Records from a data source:
========

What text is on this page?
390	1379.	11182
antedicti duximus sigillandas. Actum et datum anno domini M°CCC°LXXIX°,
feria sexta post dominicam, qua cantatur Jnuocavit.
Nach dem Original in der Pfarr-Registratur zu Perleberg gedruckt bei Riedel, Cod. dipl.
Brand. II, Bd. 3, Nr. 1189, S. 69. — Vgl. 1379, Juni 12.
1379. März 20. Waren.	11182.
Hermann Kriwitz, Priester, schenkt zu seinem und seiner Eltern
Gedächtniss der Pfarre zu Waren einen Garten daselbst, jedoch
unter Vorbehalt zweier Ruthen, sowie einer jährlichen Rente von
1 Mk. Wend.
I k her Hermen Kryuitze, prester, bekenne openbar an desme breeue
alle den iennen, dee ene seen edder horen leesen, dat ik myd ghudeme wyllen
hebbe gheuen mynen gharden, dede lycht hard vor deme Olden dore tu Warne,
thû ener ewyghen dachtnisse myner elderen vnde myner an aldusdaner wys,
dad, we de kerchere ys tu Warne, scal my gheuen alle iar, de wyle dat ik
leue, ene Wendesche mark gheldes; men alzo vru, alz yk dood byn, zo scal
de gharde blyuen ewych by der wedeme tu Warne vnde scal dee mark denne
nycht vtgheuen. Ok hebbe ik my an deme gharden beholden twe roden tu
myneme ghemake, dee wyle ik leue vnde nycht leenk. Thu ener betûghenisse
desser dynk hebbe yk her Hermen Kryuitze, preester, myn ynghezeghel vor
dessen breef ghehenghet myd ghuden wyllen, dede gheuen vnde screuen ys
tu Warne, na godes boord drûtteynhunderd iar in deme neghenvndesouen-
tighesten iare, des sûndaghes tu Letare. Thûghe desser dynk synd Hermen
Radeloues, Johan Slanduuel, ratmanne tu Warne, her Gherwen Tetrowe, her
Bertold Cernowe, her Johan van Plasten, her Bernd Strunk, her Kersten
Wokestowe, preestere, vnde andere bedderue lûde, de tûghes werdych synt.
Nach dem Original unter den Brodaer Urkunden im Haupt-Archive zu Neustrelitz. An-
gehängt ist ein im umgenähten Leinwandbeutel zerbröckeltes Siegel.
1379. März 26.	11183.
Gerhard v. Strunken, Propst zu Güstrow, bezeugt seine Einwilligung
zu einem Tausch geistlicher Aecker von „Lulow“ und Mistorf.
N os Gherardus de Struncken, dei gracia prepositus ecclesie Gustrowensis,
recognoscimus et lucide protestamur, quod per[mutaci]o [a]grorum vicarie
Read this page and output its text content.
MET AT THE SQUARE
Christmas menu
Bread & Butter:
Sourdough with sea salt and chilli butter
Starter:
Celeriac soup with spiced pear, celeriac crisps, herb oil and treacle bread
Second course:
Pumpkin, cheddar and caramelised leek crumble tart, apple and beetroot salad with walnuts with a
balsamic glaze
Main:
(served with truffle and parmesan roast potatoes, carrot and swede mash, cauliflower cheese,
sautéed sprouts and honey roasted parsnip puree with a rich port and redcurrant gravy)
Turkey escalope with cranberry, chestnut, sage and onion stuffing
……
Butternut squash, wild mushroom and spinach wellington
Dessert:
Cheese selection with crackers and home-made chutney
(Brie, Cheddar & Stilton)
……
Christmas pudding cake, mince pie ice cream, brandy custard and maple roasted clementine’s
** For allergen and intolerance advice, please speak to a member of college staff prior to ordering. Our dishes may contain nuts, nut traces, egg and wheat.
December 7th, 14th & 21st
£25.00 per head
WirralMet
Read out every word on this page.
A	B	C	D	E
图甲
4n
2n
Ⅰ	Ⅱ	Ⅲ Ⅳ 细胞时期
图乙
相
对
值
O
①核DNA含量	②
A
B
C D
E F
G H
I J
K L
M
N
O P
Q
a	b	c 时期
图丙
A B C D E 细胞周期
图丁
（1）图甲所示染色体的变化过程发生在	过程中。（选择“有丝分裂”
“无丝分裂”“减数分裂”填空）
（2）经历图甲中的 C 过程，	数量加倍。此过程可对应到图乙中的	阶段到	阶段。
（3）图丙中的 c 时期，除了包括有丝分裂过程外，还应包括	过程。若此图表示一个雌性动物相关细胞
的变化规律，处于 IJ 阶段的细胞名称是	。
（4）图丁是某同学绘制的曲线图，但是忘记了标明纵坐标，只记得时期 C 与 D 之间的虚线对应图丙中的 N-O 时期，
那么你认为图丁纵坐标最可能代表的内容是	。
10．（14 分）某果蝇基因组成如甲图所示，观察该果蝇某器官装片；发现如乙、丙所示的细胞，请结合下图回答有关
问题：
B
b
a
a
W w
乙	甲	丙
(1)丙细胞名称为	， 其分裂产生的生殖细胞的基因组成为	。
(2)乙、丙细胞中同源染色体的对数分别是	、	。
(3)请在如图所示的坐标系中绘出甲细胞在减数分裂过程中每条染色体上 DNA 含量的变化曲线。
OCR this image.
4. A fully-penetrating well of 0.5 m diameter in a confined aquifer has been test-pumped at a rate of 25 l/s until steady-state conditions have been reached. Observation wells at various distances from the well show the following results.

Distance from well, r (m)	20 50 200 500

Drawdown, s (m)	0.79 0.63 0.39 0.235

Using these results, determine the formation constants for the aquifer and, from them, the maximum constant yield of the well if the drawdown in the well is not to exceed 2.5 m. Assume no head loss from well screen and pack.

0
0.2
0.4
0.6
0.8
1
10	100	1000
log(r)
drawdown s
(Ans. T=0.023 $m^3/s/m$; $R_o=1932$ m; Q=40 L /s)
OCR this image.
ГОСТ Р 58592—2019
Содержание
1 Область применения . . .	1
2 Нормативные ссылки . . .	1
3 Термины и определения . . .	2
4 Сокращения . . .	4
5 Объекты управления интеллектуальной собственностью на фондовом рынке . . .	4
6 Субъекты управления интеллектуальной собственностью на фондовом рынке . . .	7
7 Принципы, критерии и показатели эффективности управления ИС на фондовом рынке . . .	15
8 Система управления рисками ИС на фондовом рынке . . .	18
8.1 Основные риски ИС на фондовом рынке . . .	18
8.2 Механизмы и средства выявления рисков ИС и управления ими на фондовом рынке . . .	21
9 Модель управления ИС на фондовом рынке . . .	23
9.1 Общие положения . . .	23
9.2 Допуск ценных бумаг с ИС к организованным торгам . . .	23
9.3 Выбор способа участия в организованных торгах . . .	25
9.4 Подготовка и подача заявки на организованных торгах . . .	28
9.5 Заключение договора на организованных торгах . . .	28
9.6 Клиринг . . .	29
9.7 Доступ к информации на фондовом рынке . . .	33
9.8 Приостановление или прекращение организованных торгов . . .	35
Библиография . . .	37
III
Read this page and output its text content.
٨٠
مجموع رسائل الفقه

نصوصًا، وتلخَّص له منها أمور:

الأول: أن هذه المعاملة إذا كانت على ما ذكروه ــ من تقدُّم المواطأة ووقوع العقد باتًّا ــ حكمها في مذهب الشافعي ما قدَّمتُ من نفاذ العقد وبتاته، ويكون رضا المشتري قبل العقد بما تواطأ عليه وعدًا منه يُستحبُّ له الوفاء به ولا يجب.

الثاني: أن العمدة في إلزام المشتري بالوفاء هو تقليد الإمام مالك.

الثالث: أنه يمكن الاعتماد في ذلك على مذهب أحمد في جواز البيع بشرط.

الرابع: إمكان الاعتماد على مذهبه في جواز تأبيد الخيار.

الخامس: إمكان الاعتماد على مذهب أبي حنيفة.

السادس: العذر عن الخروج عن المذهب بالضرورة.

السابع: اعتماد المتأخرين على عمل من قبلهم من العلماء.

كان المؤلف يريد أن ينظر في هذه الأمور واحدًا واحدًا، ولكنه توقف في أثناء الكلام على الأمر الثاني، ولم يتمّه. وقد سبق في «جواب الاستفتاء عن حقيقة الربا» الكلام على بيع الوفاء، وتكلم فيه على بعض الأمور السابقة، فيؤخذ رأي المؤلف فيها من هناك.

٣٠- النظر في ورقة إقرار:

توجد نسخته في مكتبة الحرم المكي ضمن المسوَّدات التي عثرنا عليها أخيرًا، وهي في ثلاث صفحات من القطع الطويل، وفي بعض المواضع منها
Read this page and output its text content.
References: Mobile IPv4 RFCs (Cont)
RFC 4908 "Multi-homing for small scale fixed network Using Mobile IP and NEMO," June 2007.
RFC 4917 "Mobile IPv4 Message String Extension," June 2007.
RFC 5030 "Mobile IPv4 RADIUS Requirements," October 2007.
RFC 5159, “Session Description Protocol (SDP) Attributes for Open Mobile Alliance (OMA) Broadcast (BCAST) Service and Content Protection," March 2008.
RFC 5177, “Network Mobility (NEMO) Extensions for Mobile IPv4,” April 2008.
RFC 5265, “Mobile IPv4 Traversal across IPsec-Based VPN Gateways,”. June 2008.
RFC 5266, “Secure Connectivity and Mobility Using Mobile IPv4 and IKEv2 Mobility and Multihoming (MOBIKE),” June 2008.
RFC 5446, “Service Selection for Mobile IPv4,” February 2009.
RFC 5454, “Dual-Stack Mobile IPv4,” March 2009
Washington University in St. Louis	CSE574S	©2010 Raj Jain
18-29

========

WRITTEN TASK: From the listing above, collect each line in which the string "организованных" appears.

FINISHED EXERCISE:
9.3 Выбор способа участия в организованных торгах . . .	25
9.4 Подготовка и подача заявки на организованных торгах . . .	28
9.5 Заключение договора на организованных торгах . . .	28
9.8 Приостановление или прекращение организованных торгов . . .	35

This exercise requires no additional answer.